> What to do
Restate the data word for word and leave the images out.

─── Material for this task ───

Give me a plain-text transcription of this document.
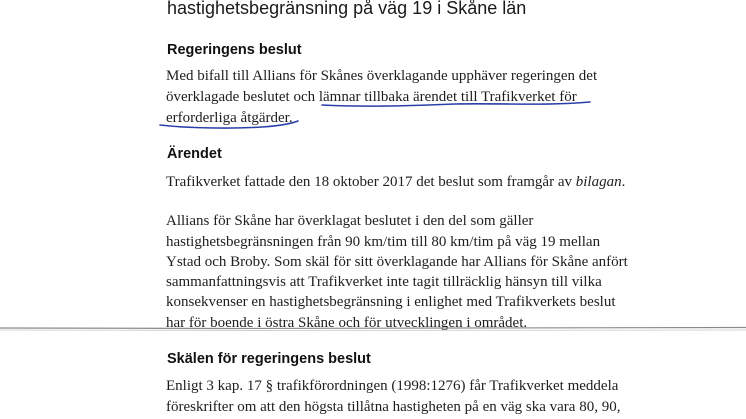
hastighetsbegränsning på väg 19 i Skåne län
Regeringens beslut
Med bifall till Allians för Skånes överklagande upphäver regeringen det
överklagade beslutet och lämnar tillbaka ärendet till Trafikverket för
erforderliga åtgärder.
Ärendet
Trafikverket fattade den 18 oktober 2017 det beslut som framgår av bilagan.
Allians för Skåne har överklagat beslutet i den del som gäller
hastighetsbegränsningen från 90 km/tim till 80 km/tim på väg 19 mellan
Ystad och Broby. Som skäl för sitt överklagande har Allians för Skåne anfört
sammanfattningsvis att Trafikverket inte tagit tillräcklig hänsyn till vilka
konsekvenser en hastighetsbegränsning i enlighet med Trafikverkets beslut
har för boende i östra Skåne och för utvecklingen i området.
Skälen för regeringens beslut
Enligt 3 kap. 17 § trafikförordningen (1998:1276) får Trafikverket meddela
föreskrifter om att den högsta tillåtna hastigheten på en väg ska vara 80, 90,
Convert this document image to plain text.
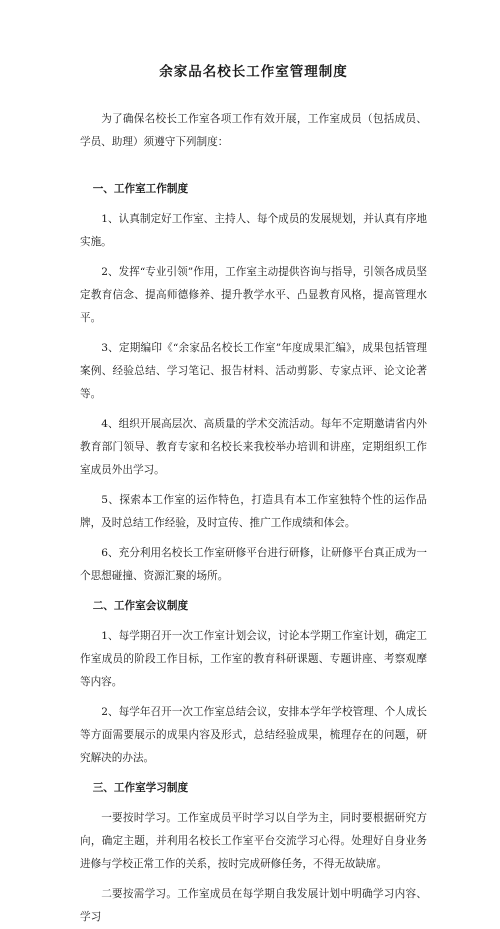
余家品名校长工作室管理制度

为了确保名校长工作室各项工作有效开展，工作室成员（包括成员、学员、助理）须遵守下列制度：

一、工作室工作制度

1、认真制定好工作室、主持人、每个成员的发展规划，并认真有序地实施。

2、发挥“专业引领”作用，工作室主动提供咨询与指导，引领各成员坚定教育信念、提高师德修养、提升教学水平、凸显教育风格，提高管理水平。

3、定期编印《“余家品名校长工作室”年度成果汇编》，成果包括管理案例、经验总结、学习笔记、报告材料、活动剪影、专家点评、论文论著等。

4、组织开展高层次、高质量的学术交流活动。每年不定期邀请省内外教育部门领导、教育专家和名校长来我校举办培训和讲座，定期组织工作室成员外出学习。

5、探索本工作室的运作特色，打造具有本工作室独特个性的运作品牌，及时总结工作经验，及时宣传、推广工作成绩和体会。

6、充分利用名校长工作室研修平台进行研修，让研修平台真正成为一个思想碰撞、资源汇聚的场所。

二、工作室会议制度

1、每学期召开一次工作室计划会议，讨论本学期工作室计划，确定工作室成员的阶段工作目标，工作室的教育科研课题、专题讲座、考察观摩等内容。

2、每学年召开一次工作室总结会议，安排本学年学校管理、个人成长等方面需要展示的成果内容及形式，总结经验成果，梳理存在的问题，研究解决的办法。

三、工作室学习制度

一要按时学习。工作室成员平时学习以自学为主，同时要根据研究方向，确定主题，并利用名校长工作室平台交流学习心得。处理好自身业务进修与学校正常工作的关系，按时完成研修任务，不得无故缺席。

二要按需学习。工作室成员在每学期自我发展计划中明确学习内容、学习
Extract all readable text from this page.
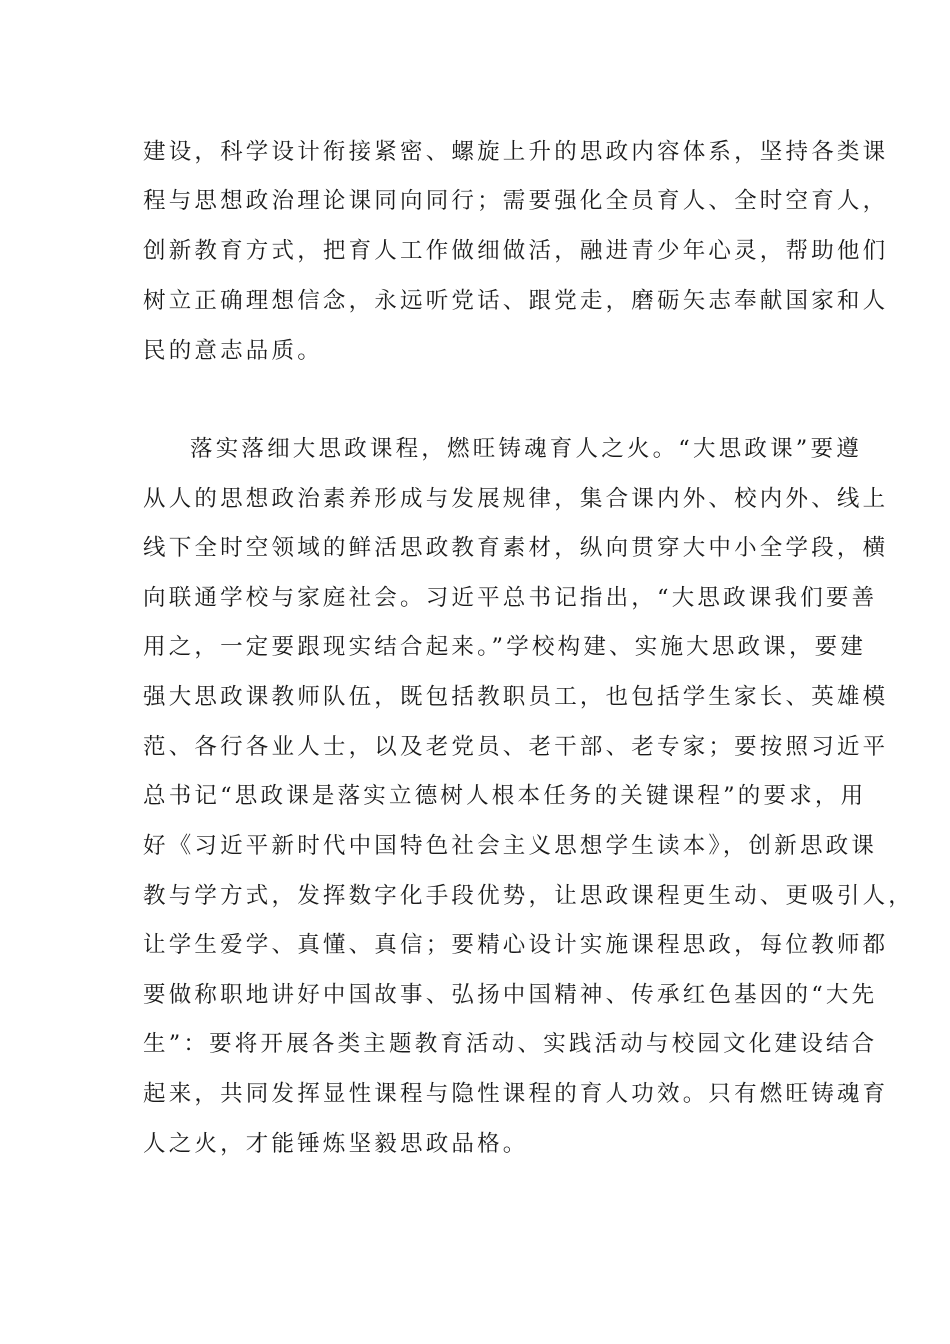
建设，科学设计衔接紧密、螺旋上升的思政内容体系，坚持各类课
程与思想政治理论课同向同行；需要强化全员育人、全时空育人，
创新教育方式，把育人工作做细做活，融进青少年心灵，帮助他们
树立正确理想信念，永远听党话、跟党走，磨砺矢志奉献国家和人
民的意志品质。
落实落细大思政课程，燃旺铸魂育人之火。“大思政课”要遵
从人的思想政治素养形成与发展规律，集合课内外、校内外、线上
线下全时空领域的鲜活思政教育素材，纵向贯穿大中小全学段，横
向联通学校与家庭社会。习近平总书记指出，“大思政课我们要善
用之，一定要跟现实结合起来。”学校构建、实施大思政课，要建
强大思政课教师队伍，既包括教职员工，也包括学生家长、英雄模
范、各行各业人士，以及老党员、老干部、老专家；要按照习近平
总书记“思政课是落实立德树人根本任务的关键课程”的要求，用
好《习近平新时代中国特色社会主义思想学生读本》，创新思政课
教与学方式，发挥数字化手段优势，让思政课程更生动、更吸引人，
让学生爱学、真懂、真信；要精心设计实施课程思政，每位教师都
要做称职地讲好中国故事、弘扬中国精神、传承红色基因的“大先
生”：要将开展各类主题教育活动、实践活动与校园文化建设结合
起来，共同发挥显性课程与隐性课程的育人功效。只有燃旺铸魂育
人之火，才能锤炼坚毅思政品格。
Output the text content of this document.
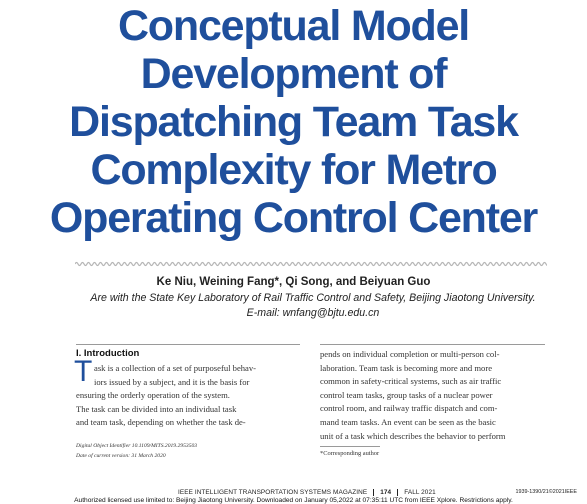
Conceptual Model
Development of
Dispatching Team Task
Complexity for Metro
Operating Control Center
Ke Niu, Weining Fang*, Qi Song, and Beiyuan Guo
Are with the State Key Laboratory of Rail Traffic Control and Safety, Beijing Jiaotong University.
E-mail: wnfang@bjtu.edu.cn
I. Introduction
T ask is a collection of a set of purposeful behav-
iors issued by a subject, and it is the basis for
ensuring the orderly operation of the system.
The task can be divided into an individual task
and team task, depending on whether the task de-
pends on individual completion or multi-person col-
laboration. Team task is becoming more and more
common in safety-critical systems, such as air traffic
control team tasks, group tasks of a nuclear power
control room, and railway traffic dispatch and com-
mand team tasks. An event can be seen as the basic
unit of a task which describes the behavior to perform
Digital Object Identifier 10.1109/MITS.2019.2953503
Date of current version: 31 March 2020	*Corresponding author
IEEE INTELLIGENT TRANSPORTATION SYSTEMS MAGAZINE 174 FALL 2021	1939-1390/21©2021IEEE
Authorized licensed use limited to: Beijing Jiaotong University. Downloaded on January 05,2022 at 07:35:11 UTC from IEEE Xplore. Restrictions apply.
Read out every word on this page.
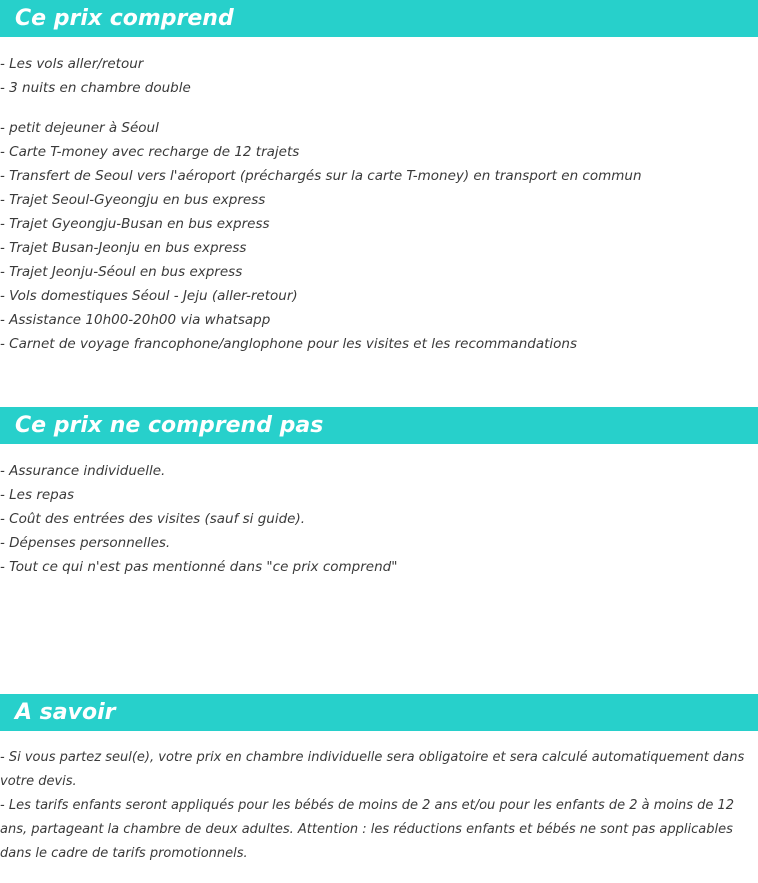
Ce prix comprend
- Les vols aller/retour
- 3 nuits en chambre double
- petit dejeuner à Séoul
- Carte T-money avec recharge de 12 trajets
- Transfert de Seoul vers l'aéroport (préchargés sur la carte T-money) en transport en commun
- Trajet Seoul-Gyeongju en bus express
- Trajet Gyeongju-Busan en bus express
- Trajet Busan-Jeonju en bus express
- Trajet Jeonju-Séoul en bus express
- Vols domestiques Séoul - Jeju (aller-retour)
- Assistance 10h00-20h00 via whatsapp
- Carnet de voyage francophone/anglophone pour les visites et les recommandations
Ce prix ne comprend pas
- Assurance individuelle.
- Les repas
- Coût des entrées des visites (sauf si guide).
- Dépenses personnelles.
- Tout ce qui n'est pas mentionné dans "ce prix comprend"
A savoir

- Si vous partez seul(e), votre prix en chambre individuelle sera obligatoire et sera calculé automatiquement dans votre devis.

- Les tarifs enfants seront appliqués pour les bébés de moins de 2 ans et/ou pour les enfants de 2 à moins de 12 ans, partageant la chambre de deux adultes. Attention : les réductions enfants et bébés ne sont pas applicables dans le cadre de tarifs promotionnels.
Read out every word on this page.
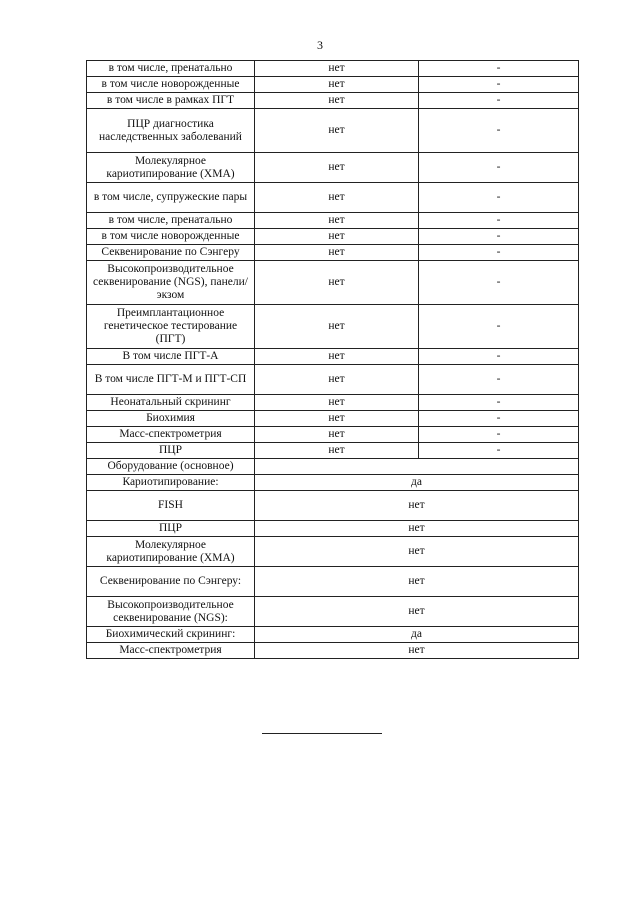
3
в том числе, пренатально	нет	-
в том числе новорожденные	нет	-
в том числе в рамках ПГТ	нет	-
ПЦР диагностика наследственных заболеваний	нет	-
Молекулярное кариотипирование (ХМА)	нет	-
в том числе, супружеские пары	нет	-
в том числе, пренатально	нет	-
в том числе новорожденные	нет	-
Секвенирование по Сэнгеру	нет	-
Высокопроизводительное секвенирование (NGS), панели/экзом	нет	-
Преимплантационное генетическое тестирование (ПГТ)	нет	-
В том числе ПГТ-А	нет	-
В том числе ПГТ-М и ПГТ-СП	нет	-
Неонатальный скрининг	нет	-
Биохимия	нет	-
Масс-спектрометрия	нет	-
ПЦР	нет	-
Оборудование (основное)		
Кариотипирование:	да	
FISH	нет	
ПЦР	нет	
Молекулярное кариотипирование (ХМА)	нет	
Секвенирование по Сэнгеру:	нет	
Высокопроизводительное секвенирование (NGS):	нет	
Биохимический скрининг:	да	
Масс-спектрометрия	нет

───

> Answer for the task
Give me a plain-text transcription of this document.
hastighetsbegränsning på väg 19 i Skåne län
Regeringens beslut
Med bifall till Allians för Skånes överklagande upphäver regeringen det
överklagade beslutet och lämnar tillbaka ärendet till Trafikverket för
erforderliga åtgärder.
Ärendet
Trafikverket fattade den 18 oktober 2017 det beslut som framgår av bilagan.
Allians för Skåne har överklagat beslutet i den del som gäller
hastighetsbegränsningen från 90 km/tim till 80 km/tim på väg 19 mellan
Ystad och Broby. Som skäl för sitt överklagande har Allians för Skåne anfört
sammanfattningsvis att Trafikverket inte tagit tillräcklig hänsyn till vilka
konsekvenser en hastighetsbegränsning i enlighet med Trafikverkets beslut
har för boende i östra Skåne och för utvecklingen i området.
Skälen för regeringens beslut
Enligt 3 kap. 17 § trafikförordningen (1998:1276) får Trafikverket meddela
föreskrifter om att den högsta tillåtna hastigheten på en väg ska vara 80, 90,
Convert this document image to plain text.
余家品名校长工作室管理制度

为了确保名校长工作室各项工作有效开展，工作室成员（包括成员、学员、助理）须遵守下列制度：

一、工作室工作制度

1、认真制定好工作室、主持人、每个成员的发展规划，并认真有序地实施。

2、发挥“专业引领”作用，工作室主动提供咨询与指导，引领各成员坚定教育信念、提高师德修养、提升教学水平、凸显教育风格，提高管理水平。

3、定期编印《“余家品名校长工作室”年度成果汇编》，成果包括管理案例、经验总结、学习笔记、报告材料、活动剪影、专家点评、论文论著等。

4、组织开展高层次、高质量的学术交流活动。每年不定期邀请省内外教育部门领导、教育专家和名校长来我校举办培训和讲座，定期组织工作室成员外出学习。

5、探索本工作室的运作特色，打造具有本工作室独特个性的运作品牌，及时总结工作经验，及时宣传、推广工作成绩和体会。

6、充分利用名校长工作室研修平台进行研修，让研修平台真正成为一个思想碰撞、资源汇聚的场所。

二、工作室会议制度

1、每学期召开一次工作室计划会议，讨论本学期工作室计划，确定工作室成员的阶段工作目标，工作室的教育科研课题、专题讲座、考察观摩等内容。

2、每学年召开一次工作室总结会议，安排本学年学校管理、个人成长等方面需要展示的成果内容及形式，总结经验成果，梳理存在的问题，研究解决的办法。

三、工作室学习制度

一要按时学习。工作室成员平时学习以自学为主，同时要根据研究方向，确定主题，并利用名校长工作室平台交流学习心得。处理好自身业务进修与学校正常工作的关系，按时完成研修任务，不得无故缺席。

二要按需学习。工作室成员在每学期自我发展计划中明确学习内容、学习
Extract all readable text from this page.
建设，科学设计衔接紧密、螺旋上升的思政内容体系，坚持各类课
程与思想政治理论课同向同行；需要强化全员育人、全时空育人，
创新教育方式，把育人工作做细做活，融进青少年心灵，帮助他们
树立正确理想信念，永远听党话、跟党走，磨砺矢志奉献国家和人
民的意志品质。
落实落细大思政课程，燃旺铸魂育人之火。“大思政课”要遵
从人的思想政治素养形成与发展规律，集合课内外、校内外、线上
线下全时空领域的鲜活思政教育素材，纵向贯穿大中小全学段，横
向联通学校与家庭社会。习近平总书记指出，“大思政课我们要善
用之，一定要跟现实结合起来。”学校构建、实施大思政课，要建
强大思政课教师队伍，既包括教职员工，也包括学生家长、英雄模
范、各行各业人士，以及老党员、老干部、老专家；要按照习近平
总书记“思政课是落实立德树人根本任务的关键课程”的要求，用
好《习近平新时代中国特色社会主义思想学生读本》，创新思政课
教与学方式，发挥数字化手段优势，让思政课程更生动、更吸引人，
让学生爱学、真懂、真信；要精心设计实施课程思政，每位教师都
要做称职地讲好中国故事、弘扬中国精神、传承红色基因的“大先
生”：要将开展各类主题教育活动、实践活动与校园文化建设结合
起来，共同发挥显性课程与隐性课程的育人功效。只有燃旺铸魂育
人之火，才能锤炼坚毅思政品格。
Output the text content of this document.
Conceptual Model
Development of
Dispatching Team Task
Complexity for Metro
Operating Control Center
Ke Niu, Weining Fang*, Qi Song, and Beiyuan Guo
Are with the State Key Laboratory of Rail Traffic Control and Safety, Beijing Jiaotong University.
E-mail: wnfang@bjtu.edu.cn
I. Introduction
T ask is a collection of a set of purposeful behav-
iors issued by a subject, and it is the basis for
ensuring the orderly operation of the system.
The task can be divided into an individual task
and team task, depending on whether the task de-
pends on individual completion or multi-person col-
laboration. Team task is becoming more and more
common in safety-critical systems, such as air traffic
control team tasks, group tasks of a nuclear power
control room, and railway traffic dispatch and com-
mand team tasks. An event can be seen as the basic
unit of a task which describes the behavior to perform
Digital Object Identifier 10.1109/MITS.2019.2953503
Date of current version: 31 March 2020	*Corresponding author
IEEE INTELLIGENT TRANSPORTATION SYSTEMS MAGAZINE 174 FALL 2021	1939-1390/21©2021IEEE
Authorized licensed use limited to: Beijing Jiaotong University. Downloaded on January 05,2022 at 07:35:11 UTC from IEEE Xplore. Restrictions apply.
Read out every word on this page.
Ce prix comprend
- Les vols aller/retour
- 3 nuits en chambre double
- petit dejeuner à Séoul
- Carte T-money avec recharge de 12 trajets
- Transfert de Seoul vers l'aéroport (préchargés sur la carte T-money) en transport en commun
- Trajet Seoul-Gyeongju en bus express
- Trajet Gyeongju-Busan en bus express
- Trajet Busan-Jeonju en bus express
- Trajet Jeonju-Séoul en bus express
- Vols domestiques Séoul - Jeju (aller-retour)
- Assistance 10h00-20h00 via whatsapp
- Carnet de voyage francophone/anglophone pour les visites et les recommandations
Ce prix ne comprend pas
- Assurance individuelle.
- Les repas
- Coût des entrées des visites (sauf si guide).
- Dépenses personnelles.
- Tout ce qui n'est pas mentionné dans "ce prix comprend"
A savoir

- Si vous partez seul(e), votre prix en chambre individuelle sera obligatoire et sera calculé automatiquement dans votre devis.

- Les tarifs enfants seront appliqués pour les bébés de moins de 2 ans et/ou pour les enfants de 2 à moins de 12 ans, partageant la chambre de deux adultes. Attention : les réductions enfants et bébés ne sont pas applicables dans le cadre de tarifs promotionnels.
Read out every word on this page.
3
в том числе, пренатально	нет	-
в том числе новорожденные	нет	-
в том числе в рамках ПГТ	нет	-
ПЦР диагностика наследственных заболеваний	нет	-
Молекулярное кариотипирование (ХМА)	нет	-
в том числе, супружеские пары	нет	-
в том числе, пренатально	нет	-
в том числе новорожденные	нет	-
Секвенирование по Сэнгеру	нет	-
Высокопроизводительное секвенирование (NGS), панели/экзом	нет	-
Преимплантационное генетическое тестирование (ПГТ)	нет	-
В том числе ПГТ-А	нет	-
В том числе ПГТ-М и ПГТ-СП	нет	-
Неонатальный скрининг	нет	-
Биохимия	нет	-
Масс-спектрометрия	нет	-
ПЦР	нет	-
Оборудование (основное)		
Кариотипирование:	да	
FISH	нет	
ПЦР	нет	
Молекулярное кариотипирование (ХМА)	нет	
Секвенирование по Сэнгеру:	нет	
Высокопроизводительное секвенирование (NGS):	нет	
Биохимический скрининг:	да	
Масс-спектрометрия	нет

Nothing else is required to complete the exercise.